Transcribe the entries below exactly.

:: Records for this exercise ::
>>
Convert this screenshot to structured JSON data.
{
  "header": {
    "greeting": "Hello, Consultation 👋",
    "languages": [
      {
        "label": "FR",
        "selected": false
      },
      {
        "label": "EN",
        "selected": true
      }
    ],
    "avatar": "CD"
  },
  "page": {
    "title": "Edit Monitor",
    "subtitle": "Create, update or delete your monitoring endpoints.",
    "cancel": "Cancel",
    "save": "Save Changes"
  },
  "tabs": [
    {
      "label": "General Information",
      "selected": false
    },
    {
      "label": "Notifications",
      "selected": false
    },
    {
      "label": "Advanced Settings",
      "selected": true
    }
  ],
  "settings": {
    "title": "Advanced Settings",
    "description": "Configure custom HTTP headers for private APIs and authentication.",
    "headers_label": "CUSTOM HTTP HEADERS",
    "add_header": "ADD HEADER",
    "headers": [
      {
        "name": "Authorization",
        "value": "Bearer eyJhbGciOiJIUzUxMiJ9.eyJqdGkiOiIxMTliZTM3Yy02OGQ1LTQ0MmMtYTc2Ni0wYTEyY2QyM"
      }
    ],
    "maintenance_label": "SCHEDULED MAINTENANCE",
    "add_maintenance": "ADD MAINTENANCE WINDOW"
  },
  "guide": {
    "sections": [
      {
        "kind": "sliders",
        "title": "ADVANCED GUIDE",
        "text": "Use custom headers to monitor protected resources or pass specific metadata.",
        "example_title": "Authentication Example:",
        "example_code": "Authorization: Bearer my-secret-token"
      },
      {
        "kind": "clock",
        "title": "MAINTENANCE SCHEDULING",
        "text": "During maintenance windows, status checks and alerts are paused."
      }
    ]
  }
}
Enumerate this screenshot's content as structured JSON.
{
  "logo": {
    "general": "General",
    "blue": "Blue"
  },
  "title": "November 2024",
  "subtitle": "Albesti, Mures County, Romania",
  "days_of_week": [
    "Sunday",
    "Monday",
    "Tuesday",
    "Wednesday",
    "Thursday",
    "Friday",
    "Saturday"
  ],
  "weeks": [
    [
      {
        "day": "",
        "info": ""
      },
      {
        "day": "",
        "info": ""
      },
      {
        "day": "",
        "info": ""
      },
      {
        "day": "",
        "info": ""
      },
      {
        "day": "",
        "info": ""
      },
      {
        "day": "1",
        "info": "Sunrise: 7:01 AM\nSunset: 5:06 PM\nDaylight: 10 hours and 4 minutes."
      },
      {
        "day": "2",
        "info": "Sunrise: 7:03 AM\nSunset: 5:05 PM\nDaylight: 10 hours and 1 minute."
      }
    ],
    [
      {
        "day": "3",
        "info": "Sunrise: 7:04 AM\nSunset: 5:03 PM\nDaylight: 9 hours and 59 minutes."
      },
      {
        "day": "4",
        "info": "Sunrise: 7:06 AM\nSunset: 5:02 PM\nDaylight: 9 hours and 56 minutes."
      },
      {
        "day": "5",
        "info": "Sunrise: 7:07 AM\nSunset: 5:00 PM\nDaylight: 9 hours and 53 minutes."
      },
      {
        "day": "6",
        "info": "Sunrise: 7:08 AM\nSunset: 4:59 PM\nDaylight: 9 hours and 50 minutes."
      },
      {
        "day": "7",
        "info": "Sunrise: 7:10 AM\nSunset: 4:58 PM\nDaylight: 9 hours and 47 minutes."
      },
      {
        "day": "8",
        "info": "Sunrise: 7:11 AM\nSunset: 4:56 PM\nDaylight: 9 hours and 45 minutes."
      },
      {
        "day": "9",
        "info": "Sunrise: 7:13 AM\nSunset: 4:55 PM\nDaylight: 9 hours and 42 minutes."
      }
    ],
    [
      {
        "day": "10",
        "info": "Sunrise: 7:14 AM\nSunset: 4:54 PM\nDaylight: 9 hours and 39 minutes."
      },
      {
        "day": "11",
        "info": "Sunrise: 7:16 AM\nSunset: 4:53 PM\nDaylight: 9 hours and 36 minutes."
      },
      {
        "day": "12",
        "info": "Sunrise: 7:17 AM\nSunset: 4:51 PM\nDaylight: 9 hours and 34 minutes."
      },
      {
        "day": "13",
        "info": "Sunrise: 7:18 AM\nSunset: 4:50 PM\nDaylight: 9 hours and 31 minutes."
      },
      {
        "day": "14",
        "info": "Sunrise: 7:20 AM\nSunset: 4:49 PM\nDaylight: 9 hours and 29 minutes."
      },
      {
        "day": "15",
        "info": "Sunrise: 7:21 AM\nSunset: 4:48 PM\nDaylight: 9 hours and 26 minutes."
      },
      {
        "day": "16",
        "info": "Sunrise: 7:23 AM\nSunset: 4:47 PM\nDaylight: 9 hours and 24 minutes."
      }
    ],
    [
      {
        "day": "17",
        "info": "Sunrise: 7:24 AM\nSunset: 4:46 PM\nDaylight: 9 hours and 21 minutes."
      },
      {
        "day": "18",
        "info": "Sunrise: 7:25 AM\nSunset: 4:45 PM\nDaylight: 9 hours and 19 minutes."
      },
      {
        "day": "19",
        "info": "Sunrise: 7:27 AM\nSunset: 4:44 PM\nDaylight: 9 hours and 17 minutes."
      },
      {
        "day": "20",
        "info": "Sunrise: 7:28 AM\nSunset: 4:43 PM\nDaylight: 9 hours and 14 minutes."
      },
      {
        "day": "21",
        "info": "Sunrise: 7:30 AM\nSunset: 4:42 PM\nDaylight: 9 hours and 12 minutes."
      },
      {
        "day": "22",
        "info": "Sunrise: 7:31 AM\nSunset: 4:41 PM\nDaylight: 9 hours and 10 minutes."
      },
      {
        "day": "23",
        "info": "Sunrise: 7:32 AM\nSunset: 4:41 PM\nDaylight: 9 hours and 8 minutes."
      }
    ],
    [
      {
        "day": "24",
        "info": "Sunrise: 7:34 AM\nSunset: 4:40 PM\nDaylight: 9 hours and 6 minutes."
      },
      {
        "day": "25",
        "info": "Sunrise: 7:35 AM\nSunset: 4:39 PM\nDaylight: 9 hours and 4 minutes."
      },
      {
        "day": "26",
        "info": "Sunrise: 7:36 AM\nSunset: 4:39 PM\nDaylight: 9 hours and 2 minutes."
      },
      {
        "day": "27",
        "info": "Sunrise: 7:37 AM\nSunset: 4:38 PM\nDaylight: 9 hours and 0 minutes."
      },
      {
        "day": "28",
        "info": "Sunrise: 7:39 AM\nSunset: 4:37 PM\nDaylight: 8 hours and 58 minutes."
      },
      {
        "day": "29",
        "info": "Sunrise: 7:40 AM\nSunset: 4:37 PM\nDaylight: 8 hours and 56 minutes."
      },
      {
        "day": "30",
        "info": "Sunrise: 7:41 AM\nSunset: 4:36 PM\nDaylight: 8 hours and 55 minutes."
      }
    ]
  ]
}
<<
:: Complete output ::
Convert this screenshot to structured JSON data.
{
  "header": {
    "greeting": "Hello, Consultation 👋",
    "languages": [
      {
        "label": "FR",
        "selected": false
      },
      {
        "label": "EN",
        "selected": true
      }
    ],
    "avatar": "CD"
  },
  "page": {
    "title": "Edit Monitor",
    "subtitle": "Create, update or delete your monitoring endpoints.",
    "cancel": "Cancel",
    "save": "Save Changes"
  },
  "tabs": [
    {
      "label": "General Information",
      "selected": false
    },
    {
      "label": "Notifications",
      "selected": false
    },
    {
      "label": "Advanced Settings",
      "selected": true
    }
  ],
  "settings": {
    "title": "Advanced Settings",
    "description": "Configure custom HTTP headers for private APIs and authentication.",
    "headers_label": "CUSTOM HTTP HEADERS",
    "add_header": "ADD HEADER",
    "headers": [
      {
        "name": "Authorization",
        "value": "Bearer eyJhbGciOiJIUzUxMiJ9.eyJqdGkiOiIxMTliZTM3Yy02OGQ1LTQ0MmMtYTc2Ni0wYTEyY2QyM"
      }
    ],
    "maintenance_label": "SCHEDULED MAINTENANCE",
    "add_maintenance": "ADD MAINTENANCE WINDOW"
  },
  "guide": {
    "sections": [
      {
        "kind": "sliders",
        "title": "ADVANCED GUIDE",
        "text": "Use custom headers to monitor protected resources or pass specific metadata.",
        "example_title": "Authentication Example:",
        "example_code": "Authorization: Bearer my-secret-token"
      },
      {
        "kind": "clock",
        "title": "MAINTENANCE SCHEDULING",
        "text": "During maintenance windows, status checks and alerts are paused."
      }
    ]
  }
}
Enumerate this screenshot's content as structured JSON.
{
  "logo": {
    "general": "General",
    "blue": "Blue"
  },
  "title": "November 2024",
  "subtitle": "Albesti, Mures County, Romania",
  "days_of_week": [
    "Sunday",
    "Monday",
    "Tuesday",
    "Wednesday",
    "Thursday",
    "Friday",
    "Saturday"
  ],
  "weeks": [
    [
      {
        "day": "",
        "info": ""
      },
      {
        "day": "",
        "info": ""
      },
      {
        "day": "",
        "info": ""
      },
      {
        "day": "",
        "info": ""
      },
      {
        "day": "",
        "info": ""
      },
      {
        "day": "1",
        "info": "Sunrise: 7:01 AM\nSunset: 5:06 PM\nDaylight: 10 hours and 4 minutes."
      },
      {
        "day": "2",
        "info": "Sunrise: 7:03 AM\nSunset: 5:05 PM\nDaylight: 10 hours and 1 minute."
      }
    ],
    [
      {
        "day": "3",
        "info": "Sunrise: 7:04 AM\nSunset: 5:03 PM\nDaylight: 9 hours and 59 minutes."
      },
      {
        "day": "4",
        "info": "Sunrise: 7:06 AM\nSunset: 5:02 PM\nDaylight: 9 hours and 56 minutes."
      },
      {
        "day": "5",
        "info": "Sunrise: 7:07 AM\nSunset: 5:00 PM\nDaylight: 9 hours and 53 minutes."
      },
      {
        "day": "6",
        "info": "Sunrise: 7:08 AM\nSunset: 4:59 PM\nDaylight: 9 hours and 50 minutes."
      },
      {
        "day": "7",
        "info": "Sunrise: 7:10 AM\nSunset: 4:58 PM\nDaylight: 9 hours and 47 minutes."
      },
      {
        "day": "8",
        "info": "Sunrise: 7:11 AM\nSunset: 4:56 PM\nDaylight: 9 hours and 45 minutes."
      },
      {
        "day": "9",
        "info": "Sunrise: 7:13 AM\nSunset: 4:55 PM\nDaylight: 9 hours and 42 minutes."
      }
    ],
    [
      {
        "day": "10",
        "info": "Sunrise: 7:14 AM\nSunset: 4:54 PM\nDaylight: 9 hours and 39 minutes."
      },
      {
        "day": "11",
        "info": "Sunrise: 7:16 AM\nSunset: 4:53 PM\nDaylight: 9 hours and 36 minutes."
      },
      {
        "day": "12",
        "info": "Sunrise: 7:17 AM\nSunset: 4:51 PM\nDaylight: 9 hours and 34 minutes."
      },
      {
        "day": "13",
        "info": "Sunrise: 7:18 AM\nSunset: 4:50 PM\nDaylight: 9 hours and 31 minutes."
      },
      {
        "day": "14",
        "info": "Sunrise: 7:20 AM\nSunset: 4:49 PM\nDaylight: 9 hours and 29 minutes."
      },
      {
        "day": "15",
        "info": "Sunrise: 7:21 AM\nSunset: 4:48 PM\nDaylight: 9 hours and 26 minutes."
      },
      {
        "day": "16",
        "info": "Sunrise: 7:23 AM\nSunset: 4:47 PM\nDaylight: 9 hours and 24 minutes."
      }
    ],
    [
      {
        "day": "17",
        "info": "Sunrise: 7:24 AM\nSunset: 4:46 PM\nDaylight: 9 hours and 21 minutes."
      },
      {
        "day": "18",
        "info": "Sunrise: 7:25 AM\nSunset: 4:45 PM\nDaylight: 9 hours and 19 minutes."
      },
      {
        "day": "19",
        "info": "Sunrise: 7:27 AM\nSunset: 4:44 PM\nDaylight: 9 hours and 17 minutes."
      },
      {
        "day": "20",
        "info": "Sunrise: 7:28 AM\nSunset: 4:43 PM\nDaylight: 9 hours and 14 minutes."
      },
      {
        "day": "21",
        "info": "Sunrise: 7:30 AM\nSunset: 4:42 PM\nDaylight: 9 hours and 12 minutes."
      },
      {
        "day": "22",
        "info": "Sunrise: 7:31 AM\nSunset: 4:41 PM\nDaylight: 9 hours and 10 minutes."
      },
      {
        "day": "23",
        "info": "Sunrise: 7:32 AM\nSunset: 4:41 PM\nDaylight: 9 hours and 8 minutes."
      }
    ],
    [
      {
        "day": "24",
        "info": "Sunrise: 7:34 AM\nSunset: 4:40 PM\nDaylight: 9 hours and 6 minutes."
      },
      {
        "day": "25",
        "info": "Sunrise: 7:35 AM\nSunset: 4:39 PM\nDaylight: 9 hours and 4 minutes."
      },
      {
        "day": "26",
        "info": "Sunrise: 7:36 AM\nSunset: 4:39 PM\nDaylight: 9 hours and 2 minutes."
      },
      {
        "day": "27",
        "info": "Sunrise: 7:37 AM\nSunset: 4:38 PM\nDaylight: 9 hours and 0 minutes."
      },
      {
        "day": "28",
        "info": "Sunrise: 7:39 AM\nSunset: 4:37 PM\nDaylight: 8 hours and 58 minutes."
      },
      {
        "day": "29",
        "info": "Sunrise: 7:40 AM\nSunset: 4:37 PM\nDaylight: 8 hours and 56 minutes."
      },
      {
        "day": "30",
        "info": "Sunrise: 7:41 AM\nSunset: 4:36 PM\nDaylight: 8 hours and 55 minutes."
      }
    ]
  ]
}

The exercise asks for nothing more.